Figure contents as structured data
· · · · · · ·

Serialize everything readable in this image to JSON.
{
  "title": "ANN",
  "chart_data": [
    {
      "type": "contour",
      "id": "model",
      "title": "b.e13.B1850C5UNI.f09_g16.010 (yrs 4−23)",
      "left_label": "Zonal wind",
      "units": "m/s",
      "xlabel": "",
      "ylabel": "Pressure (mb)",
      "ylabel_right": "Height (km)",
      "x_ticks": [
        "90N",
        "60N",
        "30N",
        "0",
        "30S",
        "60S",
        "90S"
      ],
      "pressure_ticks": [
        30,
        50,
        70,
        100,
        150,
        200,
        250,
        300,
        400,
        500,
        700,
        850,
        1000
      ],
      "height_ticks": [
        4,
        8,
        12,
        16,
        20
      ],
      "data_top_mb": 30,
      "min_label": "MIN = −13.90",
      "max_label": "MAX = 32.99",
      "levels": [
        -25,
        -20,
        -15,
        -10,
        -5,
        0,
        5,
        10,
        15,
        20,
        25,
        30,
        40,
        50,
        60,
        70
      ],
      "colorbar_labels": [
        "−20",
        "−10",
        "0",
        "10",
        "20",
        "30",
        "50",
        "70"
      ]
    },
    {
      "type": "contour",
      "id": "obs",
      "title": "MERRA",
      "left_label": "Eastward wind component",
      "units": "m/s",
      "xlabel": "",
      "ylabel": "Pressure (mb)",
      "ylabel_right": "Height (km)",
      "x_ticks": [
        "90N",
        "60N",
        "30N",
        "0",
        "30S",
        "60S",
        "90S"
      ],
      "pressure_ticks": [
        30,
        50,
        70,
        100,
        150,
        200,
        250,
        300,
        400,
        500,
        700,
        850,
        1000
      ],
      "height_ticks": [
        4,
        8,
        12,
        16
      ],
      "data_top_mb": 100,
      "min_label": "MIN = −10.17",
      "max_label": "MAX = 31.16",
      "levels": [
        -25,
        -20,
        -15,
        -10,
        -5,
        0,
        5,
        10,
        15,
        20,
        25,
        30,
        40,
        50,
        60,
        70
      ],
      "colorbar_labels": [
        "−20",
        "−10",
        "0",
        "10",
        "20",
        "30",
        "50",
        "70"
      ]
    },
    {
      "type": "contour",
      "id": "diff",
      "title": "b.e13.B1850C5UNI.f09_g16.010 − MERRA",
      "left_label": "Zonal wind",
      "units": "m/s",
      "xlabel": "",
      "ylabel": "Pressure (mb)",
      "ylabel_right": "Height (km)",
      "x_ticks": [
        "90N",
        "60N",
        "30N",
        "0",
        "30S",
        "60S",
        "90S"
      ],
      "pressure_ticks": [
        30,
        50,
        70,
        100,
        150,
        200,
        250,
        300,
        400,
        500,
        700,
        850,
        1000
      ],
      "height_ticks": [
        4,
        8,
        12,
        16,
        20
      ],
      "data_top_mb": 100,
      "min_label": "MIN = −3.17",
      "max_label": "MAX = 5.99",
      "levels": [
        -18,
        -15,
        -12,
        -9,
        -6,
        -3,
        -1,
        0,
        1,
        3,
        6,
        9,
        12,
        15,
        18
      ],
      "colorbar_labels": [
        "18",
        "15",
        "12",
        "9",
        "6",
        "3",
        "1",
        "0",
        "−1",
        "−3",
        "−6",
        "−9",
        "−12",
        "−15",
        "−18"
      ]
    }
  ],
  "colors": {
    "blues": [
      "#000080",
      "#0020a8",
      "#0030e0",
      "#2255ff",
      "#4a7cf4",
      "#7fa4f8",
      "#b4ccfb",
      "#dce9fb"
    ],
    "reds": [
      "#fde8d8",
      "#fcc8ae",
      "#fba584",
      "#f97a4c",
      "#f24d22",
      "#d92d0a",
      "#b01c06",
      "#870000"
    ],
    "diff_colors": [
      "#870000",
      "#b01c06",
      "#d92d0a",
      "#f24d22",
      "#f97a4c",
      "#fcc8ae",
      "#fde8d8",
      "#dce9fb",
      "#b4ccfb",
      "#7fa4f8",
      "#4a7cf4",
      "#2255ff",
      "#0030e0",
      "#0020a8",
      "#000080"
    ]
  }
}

· · · · · · ·

> Problem to work on:
Transcribe the data. Leave every line exactly as it is.

> Task answer:
Serialize everything readable in this image to JSON.
{
  "title": "ANN",
  "chart_data": [
    {
      "type": "contour",
      "id": "model",
      "title": "b.e13.B1850C5UNI.f09_g16.010 (yrs 4−23)",
      "left_label": "Zonal wind",
      "units": "m/s",
      "xlabel": "",
      "ylabel": "Pressure (mb)",
      "ylabel_right": "Height (km)",
      "x_ticks": [
        "90N",
        "60N",
        "30N",
        "0",
        "30S",
        "60S",
        "90S"
      ],
      "pressure_ticks": [
        30,
        50,
        70,
        100,
        150,
        200,
        250,
        300,
        400,
        500,
        700,
        850,
        1000
      ],
      "height_ticks": [
        4,
        8,
        12,
        16,
        20
      ],
      "data_top_mb": 30,
      "min_label": "MIN = −13.90",
      "max_label": "MAX = 32.99",
      "levels": [
        -25,
        -20,
        -15,
        -10,
        -5,
        0,
        5,
        10,
        15,
        20,
        25,
        30,
        40,
        50,
        60,
        70
      ],
      "colorbar_labels": [
        "−20",
        "−10",
        "0",
        "10",
        "20",
        "30",
        "50",
        "70"
      ]
    },
    {
      "type": "contour",
      "id": "obs",
      "title": "MERRA",
      "left_label": "Eastward wind component",
      "units": "m/s",
      "xlabel": "",
      "ylabel": "Pressure (mb)",
      "ylabel_right": "Height (km)",
      "x_ticks": [
        "90N",
        "60N",
        "30N",
        "0",
        "30S",
        "60S",
        "90S"
      ],
      "pressure_ticks": [
        30,
        50,
        70,
        100,
        150,
        200,
        250,
        300,
        400,
        500,
        700,
        850,
        1000
      ],
      "height_ticks": [
        4,
        8,
        12,
        16
      ],
      "data_top_mb": 100,
      "min_label": "MIN = −10.17",
      "max_label": "MAX = 31.16",
      "levels": [
        -25,
        -20,
        -15,
        -10,
        -5,
        0,
        5,
        10,
        15,
        20,
        25,
        30,
        40,
        50,
        60,
        70
      ],
      "colorbar_labels": [
        "−20",
        "−10",
        "0",
        "10",
        "20",
        "30",
        "50",
        "70"
      ]
    },
    {
      "type": "contour",
      "id": "diff",
      "title": "b.e13.B1850C5UNI.f09_g16.010 − MERRA",
      "left_label": "Zonal wind",
      "units": "m/s",
      "xlabel": "",
      "ylabel": "Pressure (mb)",
      "ylabel_right": "Height (km)",
      "x_ticks": [
        "90N",
        "60N",
        "30N",
        "0",
        "30S",
        "60S",
        "90S"
      ],
      "pressure_ticks": [
        30,
        50,
        70,
        100,
        150,
        200,
        250,
        300,
        400,
        500,
        700,
        850,
        1000
      ],
      "height_ticks": [
        4,
        8,
        12,
        16,
        20
      ],
      "data_top_mb": 100,
      "min_label": "MIN = −3.17",
      "max_label": "MAX = 5.99",
      "levels": [
        -18,
        -15,
        -12,
        -9,
        -6,
        -3,
        -1,
        0,
        1,
        3,
        6,
        9,
        12,
        15,
        18
      ],
      "colorbar_labels": [
        "18",
        "15",
        "12",
        "9",
        "6",
        "3",
        "1",
        "0",
        "−1",
        "−3",
        "−6",
        "−9",
        "−12",
        "−15",
        "−18"
      ]
    }
  ],
  "colors": {
    "blues": [
      "#000080",
      "#0020a8",
      "#0030e0",
      "#2255ff",
      "#4a7cf4",
      "#7fa4f8",
      "#b4ccfb",
      "#dce9fb"
    ],
    "reds": [
      "#fde8d8",
      "#fcc8ae",
      "#fba584",
      "#f97a4c",
      "#f24d22",
      "#d92d0a",
      "#b01c06",
      "#870000"
    ],
    "diff_colors": [
      "#870000",
      "#b01c06",
      "#d92d0a",
      "#f24d22",
      "#f97a4c",
      "#fcc8ae",
      "#fde8d8",
      "#dce9fb",
      "#b4ccfb",
      "#7fa4f8",
      "#4a7cf4",
      "#2255ff",
      "#0030e0",
      "#0020a8",
      "#000080"
    ]
  }
}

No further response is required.